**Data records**

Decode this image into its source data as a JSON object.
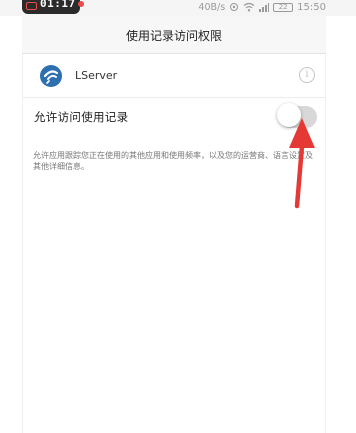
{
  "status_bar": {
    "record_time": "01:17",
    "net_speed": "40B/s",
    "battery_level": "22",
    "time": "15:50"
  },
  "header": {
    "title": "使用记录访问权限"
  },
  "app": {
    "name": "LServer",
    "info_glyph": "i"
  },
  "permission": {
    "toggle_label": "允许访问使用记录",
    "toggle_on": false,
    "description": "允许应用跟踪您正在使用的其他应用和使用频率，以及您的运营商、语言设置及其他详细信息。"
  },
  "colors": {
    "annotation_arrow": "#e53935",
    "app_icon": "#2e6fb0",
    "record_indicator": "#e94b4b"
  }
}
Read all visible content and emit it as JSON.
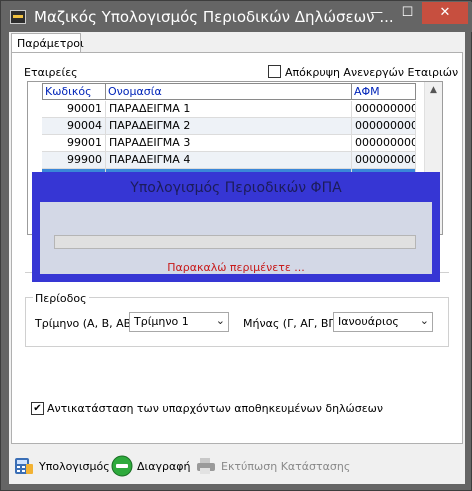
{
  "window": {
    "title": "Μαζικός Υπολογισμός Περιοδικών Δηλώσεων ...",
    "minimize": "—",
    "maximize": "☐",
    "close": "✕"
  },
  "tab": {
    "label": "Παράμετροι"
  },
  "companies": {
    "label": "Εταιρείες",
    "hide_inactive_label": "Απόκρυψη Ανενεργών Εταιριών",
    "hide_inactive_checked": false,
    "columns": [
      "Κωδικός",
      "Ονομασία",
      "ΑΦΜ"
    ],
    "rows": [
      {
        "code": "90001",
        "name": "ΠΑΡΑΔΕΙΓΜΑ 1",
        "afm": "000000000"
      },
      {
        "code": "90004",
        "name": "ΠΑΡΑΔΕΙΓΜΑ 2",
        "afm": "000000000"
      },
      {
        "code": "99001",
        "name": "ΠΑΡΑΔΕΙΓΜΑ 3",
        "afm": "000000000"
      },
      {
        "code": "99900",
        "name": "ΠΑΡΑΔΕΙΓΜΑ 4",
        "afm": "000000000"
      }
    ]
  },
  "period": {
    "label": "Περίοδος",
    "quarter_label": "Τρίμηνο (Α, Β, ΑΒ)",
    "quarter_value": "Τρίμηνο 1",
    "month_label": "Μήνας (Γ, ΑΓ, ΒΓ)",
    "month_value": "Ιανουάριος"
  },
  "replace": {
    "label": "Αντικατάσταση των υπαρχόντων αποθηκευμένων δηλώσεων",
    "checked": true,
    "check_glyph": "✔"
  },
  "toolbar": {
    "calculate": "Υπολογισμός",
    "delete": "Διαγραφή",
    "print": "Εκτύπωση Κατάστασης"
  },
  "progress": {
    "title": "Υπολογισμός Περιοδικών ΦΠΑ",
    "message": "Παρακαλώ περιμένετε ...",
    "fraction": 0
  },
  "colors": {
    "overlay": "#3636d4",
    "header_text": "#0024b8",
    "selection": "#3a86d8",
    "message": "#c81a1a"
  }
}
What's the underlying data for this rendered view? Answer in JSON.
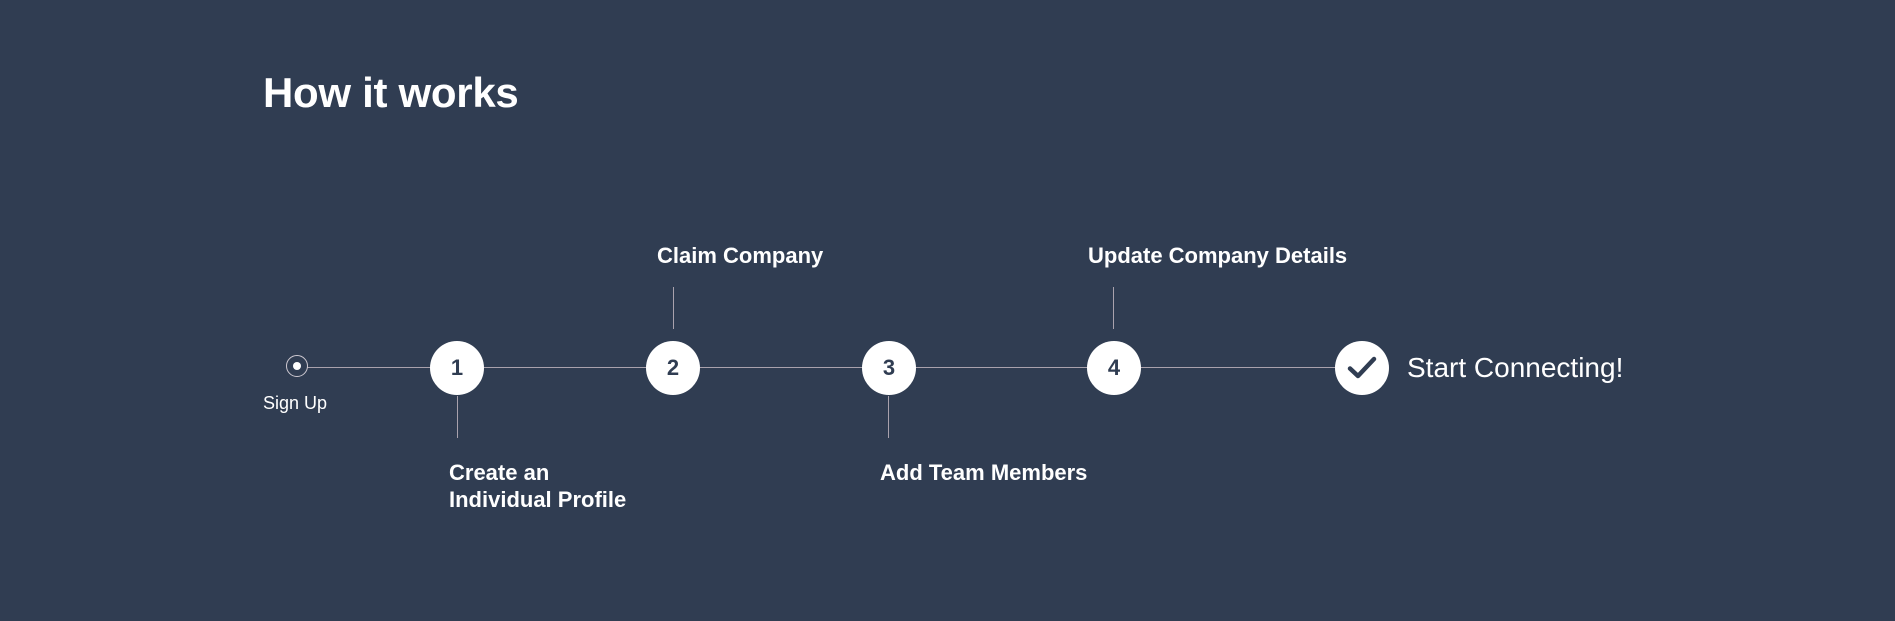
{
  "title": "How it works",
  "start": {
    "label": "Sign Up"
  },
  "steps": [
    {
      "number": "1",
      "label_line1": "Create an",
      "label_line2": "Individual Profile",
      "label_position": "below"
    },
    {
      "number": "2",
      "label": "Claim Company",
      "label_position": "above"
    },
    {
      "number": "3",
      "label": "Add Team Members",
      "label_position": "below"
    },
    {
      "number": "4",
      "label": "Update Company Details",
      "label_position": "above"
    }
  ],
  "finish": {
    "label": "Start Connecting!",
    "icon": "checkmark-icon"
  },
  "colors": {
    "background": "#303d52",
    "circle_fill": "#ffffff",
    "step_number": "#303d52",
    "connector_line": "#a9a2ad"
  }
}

**What is being asked**
Images in the records should not be copied. Repeat all the rest exactly.

**Solution**
Decode this image into its source data as a JSON object.
{
  "status_bar": {
    "record_time": "01:17",
    "net_speed": "40B/s",
    "battery_level": "22",
    "time": "15:50"
  },
  "header": {
    "title": "使用记录访问权限"
  },
  "app": {
    "name": "LServer",
    "info_glyph": "i"
  },
  "permission": {
    "toggle_label": "允许访问使用记录",
    "toggle_on": false,
    "description": "允许应用跟踪您正在使用的其他应用和使用频率，以及您的运营商、语言设置及其他详细信息。"
  },
  "colors": {
    "annotation_arrow": "#e53935",
    "app_icon": "#2e6fb0",
    "record_indicator": "#e94b4b"
  }
}
Read all visible content and emit it as JSON.
{
  "window": {
    "title": "Μαζικός Υπολογισμός Περιοδικών Δηλώσεων ...",
    "minimize": "—",
    "maximize": "☐",
    "close": "✕"
  },
  "tab": {
    "label": "Παράμετροι"
  },
  "companies": {
    "label": "Εταιρείες",
    "hide_inactive_label": "Απόκρυψη Ανενεργών Εταιριών",
    "hide_inactive_checked": false,
    "columns": [
      "Κωδικός",
      "Ονομασία",
      "ΑΦΜ"
    ],
    "rows": [
      {
        "code": "90001",
        "name": "ΠΑΡΑΔΕΙΓΜΑ 1",
        "afm": "000000000"
      },
      {
        "code": "90004",
        "name": "ΠΑΡΑΔΕΙΓΜΑ 2",
        "afm": "000000000"
      },
      {
        "code": "99001",
        "name": "ΠΑΡΑΔΕΙΓΜΑ 3",
        "afm": "000000000"
      },
      {
        "code": "99900",
        "name": "ΠΑΡΑΔΕΙΓΜΑ 4",
        "afm": "000000000"
      }
    ]
  },
  "period": {
    "label": "Περίοδος",
    "quarter_label": "Τρίμηνο (Α, Β, ΑΒ)",
    "quarter_value": "Τρίμηνο 1",
    "month_label": "Μήνας (Γ, ΑΓ, ΒΓ)",
    "month_value": "Ιανουάριος"
  },
  "replace": {
    "label": "Αντικατάσταση των υπαρχόντων αποθηκευμένων δηλώσεων",
    "checked": true,
    "check_glyph": "✔"
  },
  "toolbar": {
    "calculate": "Υπολογισμός",
    "delete": "Διαγραφή",
    "print": "Εκτύπωση Κατάστασης"
  },
  "progress": {
    "title": "Υπολογισμός Περιοδικών ΦΠΑ",
    "message": "Παρακαλώ περιμένετε ...",
    "fraction": 0
  },
  "colors": {
    "overlay": "#3636d4",
    "header_text": "#0024b8",
    "selection": "#3a86d8",
    "message": "#c81a1a"
  }
}
What's the underlying data for this rendered view? Answer in JSON.
{
  "title": "How it works",
  "start": {
    "label": "Sign Up"
  },
  "steps": [
    {
      "number": "1",
      "label_line1": "Create an",
      "label_line2": "Individual Profile",
      "label_position": "below"
    },
    {
      "number": "2",
      "label": "Claim Company",
      "label_position": "above"
    },
    {
      "number": "3",
      "label": "Add Team Members",
      "label_position": "below"
    },
    {
      "number": "4",
      "label": "Update Company Details",
      "label_position": "above"
    }
  ],
  "finish": {
    "label": "Start Connecting!",
    "icon": "checkmark-icon"
  },
  "colors": {
    "background": "#303d52",
    "circle_fill": "#ffffff",
    "step_number": "#303d52",
    "connector_line": "#a9a2ad"
  }
}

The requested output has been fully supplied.